▼

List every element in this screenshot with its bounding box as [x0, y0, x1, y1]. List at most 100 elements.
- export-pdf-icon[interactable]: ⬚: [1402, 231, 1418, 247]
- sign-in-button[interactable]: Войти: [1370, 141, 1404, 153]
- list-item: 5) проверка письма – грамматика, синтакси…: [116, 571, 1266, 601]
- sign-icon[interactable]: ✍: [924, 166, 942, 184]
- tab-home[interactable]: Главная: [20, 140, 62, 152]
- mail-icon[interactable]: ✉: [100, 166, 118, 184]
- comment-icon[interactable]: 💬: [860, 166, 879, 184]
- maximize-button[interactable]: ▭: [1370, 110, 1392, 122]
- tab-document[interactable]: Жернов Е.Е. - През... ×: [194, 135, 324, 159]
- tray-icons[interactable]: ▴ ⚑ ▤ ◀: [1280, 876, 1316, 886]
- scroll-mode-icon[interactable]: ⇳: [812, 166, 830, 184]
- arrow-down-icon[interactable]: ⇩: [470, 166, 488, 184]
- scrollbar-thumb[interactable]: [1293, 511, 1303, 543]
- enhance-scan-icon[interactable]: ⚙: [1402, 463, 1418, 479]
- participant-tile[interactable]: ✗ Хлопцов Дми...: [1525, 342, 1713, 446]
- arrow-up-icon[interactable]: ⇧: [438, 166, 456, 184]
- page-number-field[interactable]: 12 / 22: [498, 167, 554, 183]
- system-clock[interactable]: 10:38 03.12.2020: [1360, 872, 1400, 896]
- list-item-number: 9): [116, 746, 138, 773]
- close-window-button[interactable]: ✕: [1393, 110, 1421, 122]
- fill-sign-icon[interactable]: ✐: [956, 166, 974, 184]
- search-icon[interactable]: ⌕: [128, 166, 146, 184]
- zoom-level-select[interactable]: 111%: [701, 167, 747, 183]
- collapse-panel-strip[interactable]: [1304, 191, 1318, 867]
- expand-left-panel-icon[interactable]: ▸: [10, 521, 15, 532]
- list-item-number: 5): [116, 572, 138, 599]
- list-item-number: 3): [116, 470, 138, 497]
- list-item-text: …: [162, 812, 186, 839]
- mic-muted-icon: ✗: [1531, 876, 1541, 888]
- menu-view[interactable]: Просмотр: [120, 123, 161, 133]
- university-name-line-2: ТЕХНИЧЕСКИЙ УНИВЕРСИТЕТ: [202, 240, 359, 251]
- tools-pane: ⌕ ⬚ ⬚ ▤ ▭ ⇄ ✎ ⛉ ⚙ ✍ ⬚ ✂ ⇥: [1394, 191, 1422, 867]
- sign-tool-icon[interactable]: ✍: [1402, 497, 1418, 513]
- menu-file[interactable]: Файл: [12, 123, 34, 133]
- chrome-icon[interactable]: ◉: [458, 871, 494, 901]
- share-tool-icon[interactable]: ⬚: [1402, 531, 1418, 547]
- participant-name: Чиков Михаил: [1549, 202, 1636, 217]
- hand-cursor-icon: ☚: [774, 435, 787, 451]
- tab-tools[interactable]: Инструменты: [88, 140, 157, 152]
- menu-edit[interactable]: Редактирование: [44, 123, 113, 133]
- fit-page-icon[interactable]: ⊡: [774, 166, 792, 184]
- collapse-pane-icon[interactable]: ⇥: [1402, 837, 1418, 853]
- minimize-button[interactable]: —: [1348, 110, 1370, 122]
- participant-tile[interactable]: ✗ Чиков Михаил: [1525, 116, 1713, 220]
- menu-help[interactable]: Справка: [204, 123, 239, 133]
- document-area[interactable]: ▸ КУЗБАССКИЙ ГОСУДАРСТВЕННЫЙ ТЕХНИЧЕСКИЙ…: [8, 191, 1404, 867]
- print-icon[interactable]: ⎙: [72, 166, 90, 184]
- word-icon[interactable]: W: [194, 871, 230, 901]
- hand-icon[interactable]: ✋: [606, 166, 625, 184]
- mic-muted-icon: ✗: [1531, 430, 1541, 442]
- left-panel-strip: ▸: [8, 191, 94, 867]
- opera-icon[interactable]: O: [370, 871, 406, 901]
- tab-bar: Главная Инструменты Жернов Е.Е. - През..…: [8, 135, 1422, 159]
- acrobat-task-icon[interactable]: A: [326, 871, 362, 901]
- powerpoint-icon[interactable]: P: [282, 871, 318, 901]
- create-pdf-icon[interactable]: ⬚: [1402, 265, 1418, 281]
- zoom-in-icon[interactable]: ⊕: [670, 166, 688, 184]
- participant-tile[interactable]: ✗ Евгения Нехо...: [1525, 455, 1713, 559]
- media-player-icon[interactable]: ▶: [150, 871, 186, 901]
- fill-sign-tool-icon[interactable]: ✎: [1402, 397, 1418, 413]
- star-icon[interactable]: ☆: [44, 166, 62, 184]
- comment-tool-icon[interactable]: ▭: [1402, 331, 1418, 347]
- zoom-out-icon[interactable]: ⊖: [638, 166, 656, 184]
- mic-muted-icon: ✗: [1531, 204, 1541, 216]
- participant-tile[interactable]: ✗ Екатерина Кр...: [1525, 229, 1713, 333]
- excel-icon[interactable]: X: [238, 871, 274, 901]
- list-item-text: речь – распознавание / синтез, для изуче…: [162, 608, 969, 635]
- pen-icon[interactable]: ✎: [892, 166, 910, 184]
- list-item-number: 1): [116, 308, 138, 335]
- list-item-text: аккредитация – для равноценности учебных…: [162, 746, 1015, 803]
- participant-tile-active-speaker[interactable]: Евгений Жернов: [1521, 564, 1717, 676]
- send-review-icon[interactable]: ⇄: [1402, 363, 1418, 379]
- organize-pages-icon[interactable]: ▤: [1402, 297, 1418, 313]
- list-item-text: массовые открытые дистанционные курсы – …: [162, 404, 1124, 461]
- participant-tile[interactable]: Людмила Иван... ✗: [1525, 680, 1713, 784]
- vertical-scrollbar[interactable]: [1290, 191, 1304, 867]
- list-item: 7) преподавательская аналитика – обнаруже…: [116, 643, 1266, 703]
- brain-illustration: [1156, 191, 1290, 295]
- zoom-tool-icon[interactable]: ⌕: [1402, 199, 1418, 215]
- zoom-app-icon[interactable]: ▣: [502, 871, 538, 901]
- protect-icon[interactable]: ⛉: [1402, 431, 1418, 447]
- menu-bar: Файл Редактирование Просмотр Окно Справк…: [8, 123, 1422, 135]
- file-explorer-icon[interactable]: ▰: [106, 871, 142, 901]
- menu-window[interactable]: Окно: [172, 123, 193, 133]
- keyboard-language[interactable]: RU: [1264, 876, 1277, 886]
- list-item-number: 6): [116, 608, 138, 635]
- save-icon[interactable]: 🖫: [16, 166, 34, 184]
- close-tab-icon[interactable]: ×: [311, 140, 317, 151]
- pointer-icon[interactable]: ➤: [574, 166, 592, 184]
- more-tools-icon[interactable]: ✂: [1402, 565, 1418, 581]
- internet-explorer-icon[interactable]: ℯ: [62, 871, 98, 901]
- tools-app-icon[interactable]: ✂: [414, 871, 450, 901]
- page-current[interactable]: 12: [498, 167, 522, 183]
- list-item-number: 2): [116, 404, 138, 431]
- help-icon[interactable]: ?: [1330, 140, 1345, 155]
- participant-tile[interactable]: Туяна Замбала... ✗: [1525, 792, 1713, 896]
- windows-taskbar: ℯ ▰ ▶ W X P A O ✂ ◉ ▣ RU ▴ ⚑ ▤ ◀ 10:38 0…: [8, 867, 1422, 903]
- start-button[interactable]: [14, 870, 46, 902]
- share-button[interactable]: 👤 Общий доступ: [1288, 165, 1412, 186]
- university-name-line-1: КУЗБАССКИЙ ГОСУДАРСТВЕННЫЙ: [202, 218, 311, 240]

▲

• _To do_
Reproduce the listing above verbatim.

• _Task solution_
List every element in this screenshot with its bounding box as [x0, y0, x1, y1]. List at most 100 elements.
- export-pdf-icon[interactable]: ⬚: [1402, 231, 1418, 247]
- sign-in-button[interactable]: Войти: [1370, 141, 1404, 153]
- list-item: 5) проверка письма – грамматика, синтакси…: [116, 571, 1266, 601]
- sign-icon[interactable]: ✍: [924, 166, 942, 184]
- tab-home[interactable]: Главная: [20, 140, 62, 152]
- mail-icon[interactable]: ✉: [100, 166, 118, 184]
- comment-icon[interactable]: 💬: [860, 166, 879, 184]
- maximize-button[interactable]: ▭: [1370, 110, 1392, 122]
- tab-document[interactable]: Жернов Е.Е. - През... ×: [194, 135, 324, 159]
- tray-icons[interactable]: ▴ ⚑ ▤ ◀: [1280, 876, 1316, 886]
- scroll-mode-icon[interactable]: ⇳: [812, 166, 830, 184]
- arrow-down-icon[interactable]: ⇩: [470, 166, 488, 184]
- scrollbar-thumb[interactable]: [1293, 511, 1303, 543]
- enhance-scan-icon[interactable]: ⚙: [1402, 463, 1418, 479]
- participant-tile[interactable]: ✗ Хлопцов Дми...: [1525, 342, 1713, 446]
- arrow-up-icon[interactable]: ⇧: [438, 166, 456, 184]
- page-number-field[interactable]: 12 / 22: [498, 167, 554, 183]
- system-clock[interactable]: 10:38 03.12.2020: [1360, 872, 1400, 896]
- list-item-number: 9): [116, 746, 138, 773]
- close-window-button[interactable]: ✕: [1393, 110, 1421, 122]
- fill-sign-icon[interactable]: ✐: [956, 166, 974, 184]
- search-icon[interactable]: ⌕: [128, 166, 146, 184]
- zoom-level-select[interactable]: 111%: [701, 167, 747, 183]
- collapse-panel-strip[interactable]: [1304, 191, 1318, 867]
- expand-left-panel-icon[interactable]: ▸: [10, 521, 15, 532]
- list-item-number: 5): [116, 572, 138, 599]
- list-item-number: 3): [116, 470, 138, 497]
- list-item-text: …: [162, 812, 186, 839]
- mic-muted-icon: ✗: [1531, 876, 1541, 888]
- menu-view[interactable]: Просмотр: [120, 123, 161, 133]
- university-name-line-2: ТЕХНИЧЕСКИЙ УНИВЕРСИТЕТ: [202, 240, 359, 251]
- tools-pane: ⌕ ⬚ ⬚ ▤ ▭ ⇄ ✎ ⛉ ⚙ ✍ ⬚ ✂ ⇥: [1394, 191, 1422, 867]
- sign-tool-icon[interactable]: ✍: [1402, 497, 1418, 513]
- menu-file[interactable]: Файл: [12, 123, 34, 133]
- chrome-icon[interactable]: ◉: [458, 871, 494, 901]
- share-tool-icon[interactable]: ⬚: [1402, 531, 1418, 547]
- participant-name: Чиков Михаил: [1549, 202, 1636, 217]
- hand-cursor-icon: ☚: [774, 435, 787, 451]
- tab-tools[interactable]: Инструменты: [88, 140, 157, 152]
- menu-edit[interactable]: Редактирование: [44, 123, 113, 133]
- fit-page-icon[interactable]: ⊡: [774, 166, 792, 184]
- collapse-pane-icon[interactable]: ⇥: [1402, 837, 1418, 853]
- minimize-button[interactable]: —: [1348, 110, 1370, 122]
- participant-tile[interactable]: ✗ Чиков Михаил: [1525, 116, 1713, 220]
- menu-help[interactable]: Справка: [204, 123, 239, 133]
- document-area[interactable]: ▸ КУЗБАССКИЙ ГОСУДАРСТВЕННЫЙ ТЕХНИЧЕСКИЙ…: [8, 191, 1404, 867]
- print-icon[interactable]: ⎙: [72, 166, 90, 184]
- word-icon[interactable]: W: [194, 871, 230, 901]
- hand-icon[interactable]: ✋: [606, 166, 625, 184]
- mic-muted-icon: ✗: [1531, 430, 1541, 442]
- left-panel-strip: ▸: [8, 191, 94, 867]
- opera-icon[interactable]: O: [370, 871, 406, 901]
- tab-bar: Главная Инструменты Жернов Е.Е. - През..…: [8, 135, 1422, 159]
- acrobat-task-icon[interactable]: A: [326, 871, 362, 901]
- powerpoint-icon[interactable]: P: [282, 871, 318, 901]
- create-pdf-icon[interactable]: ⬚: [1402, 265, 1418, 281]
- zoom-in-icon[interactable]: ⊕: [670, 166, 688, 184]
- participant-tile[interactable]: ✗ Евгения Нехо...: [1525, 455, 1713, 559]
- media-player-icon[interactable]: ▶: [150, 871, 186, 901]
- fill-sign-tool-icon[interactable]: ✎: [1402, 397, 1418, 413]
- star-icon[interactable]: ☆: [44, 166, 62, 184]
- comment-tool-icon[interactable]: ▭: [1402, 331, 1418, 347]
- zoom-out-icon[interactable]: ⊖: [638, 166, 656, 184]
- mic-muted-icon: ✗: [1531, 204, 1541, 216]
- participant-tile[interactable]: ✗ Екатерина Кр...: [1525, 229, 1713, 333]
- excel-icon[interactable]: X: [238, 871, 274, 901]
- list-item-text: речь – распознавание / синтез, для изуче…: [162, 608, 969, 635]
- pen-icon[interactable]: ✎: [892, 166, 910, 184]
- list-item-number: 1): [116, 308, 138, 335]
- list-item-text: аккредитация – для равноценности учебных…: [162, 746, 1015, 803]
- participant-tile-active-speaker[interactable]: Евгений Жернов: [1521, 564, 1717, 676]
- send-review-icon[interactable]: ⇄: [1402, 363, 1418, 379]
- organize-pages-icon[interactable]: ▤: [1402, 297, 1418, 313]
- list-item-text: массовые открытые дистанционные курсы – …: [162, 404, 1124, 461]
- participant-tile[interactable]: Людмила Иван... ✗: [1525, 680, 1713, 784]
- vertical-scrollbar[interactable]: [1290, 191, 1304, 867]
- list-item: 7) преподавательская аналитика – обнаруже…: [116, 643, 1266, 703]
- brain-illustration: [1156, 191, 1290, 295]
- zoom-tool-icon[interactable]: ⌕: [1402, 199, 1418, 215]
- zoom-app-icon[interactable]: ▣: [502, 871, 538, 901]
- protect-icon[interactable]: ⛉: [1402, 431, 1418, 447]
- menu-bar: Файл Редактирование Просмотр Окно Справк…: [8, 123, 1422, 135]
- file-explorer-icon[interactable]: ▰: [106, 871, 142, 901]
- menu-window[interactable]: Окно: [172, 123, 193, 133]
- keyboard-language[interactable]: RU: [1264, 876, 1277, 886]
- list-item-number: 6): [116, 608, 138, 635]
- save-icon[interactable]: 🖫: [16, 166, 34, 184]
- close-tab-icon[interactable]: ×: [311, 140, 317, 151]
- pointer-icon[interactable]: ➤: [574, 166, 592, 184]
- more-tools-icon[interactable]: ✂: [1402, 565, 1418, 581]
- internet-explorer-icon[interactable]: ℯ: [62, 871, 98, 901]
- tools-app-icon[interactable]: ✂: [414, 871, 450, 901]
- page-current[interactable]: 12: [498, 167, 522, 183]
- list-item-number: 2): [116, 404, 138, 431]
- help-icon[interactable]: ?: [1330, 140, 1345, 155]
- participant-tile[interactable]: Туяна Замбала... ✗: [1525, 792, 1713, 896]
- windows-taskbar: ℯ ▰ ▶ W X P A O ✂ ◉ ▣ RU ▴ ⚑ ▤ ◀ 10:38 0…: [8, 867, 1422, 903]
- start-button[interactable]: [14, 870, 46, 902]
- share-button[interactable]: 👤 Общий доступ: [1288, 165, 1412, 186]
- university-name-line-1: КУЗБАССКИЙ ГОСУДАРСТВЕННЫЙ: [202, 218, 311, 240]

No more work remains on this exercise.